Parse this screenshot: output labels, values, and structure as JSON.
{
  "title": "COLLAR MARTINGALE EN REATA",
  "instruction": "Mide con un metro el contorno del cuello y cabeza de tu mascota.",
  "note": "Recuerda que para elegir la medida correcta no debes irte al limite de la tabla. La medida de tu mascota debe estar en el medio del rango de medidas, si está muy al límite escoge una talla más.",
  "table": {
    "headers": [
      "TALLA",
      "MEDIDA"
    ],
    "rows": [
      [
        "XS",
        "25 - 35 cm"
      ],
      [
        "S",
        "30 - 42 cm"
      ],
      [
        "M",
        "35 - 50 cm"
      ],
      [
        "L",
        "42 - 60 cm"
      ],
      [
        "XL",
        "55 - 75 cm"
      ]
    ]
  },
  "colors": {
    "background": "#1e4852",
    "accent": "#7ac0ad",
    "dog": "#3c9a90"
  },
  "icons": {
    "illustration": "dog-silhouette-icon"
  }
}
--------------------------------
Written problem → Quote all of the entries exactly as they appear.

Full solution →
Parse this screenshot: output labels, values, and structure as JSON.
{
  "title": "COLLAR MARTINGALE EN REATA",
  "instruction": "Mide con un metro el contorno del cuello y cabeza de tu mascota.",
  "note": "Recuerda que para elegir la medida correcta no debes irte al limite de la tabla. La medida de tu mascota debe estar en el medio del rango de medidas, si está muy al límite escoge una talla más.",
  "table": {
    "headers": [
      "TALLA",
      "MEDIDA"
    ],
    "rows": [
      [
        "XS",
        "25 - 35 cm"
      ],
      [
        "S",
        "30 - 42 cm"
      ],
      [
        "M",
        "35 - 50 cm"
      ],
      [
        "L",
        "42 - 60 cm"
      ],
      [
        "XL",
        "55 - 75 cm"
      ]
    ]
  },
  "colors": {
    "background": "#1e4852",
    "accent": "#7ac0ad",
    "dog": "#3c9a90"
  },
  "icons": {
    "illustration": "dog-silhouette-icon"
  }
}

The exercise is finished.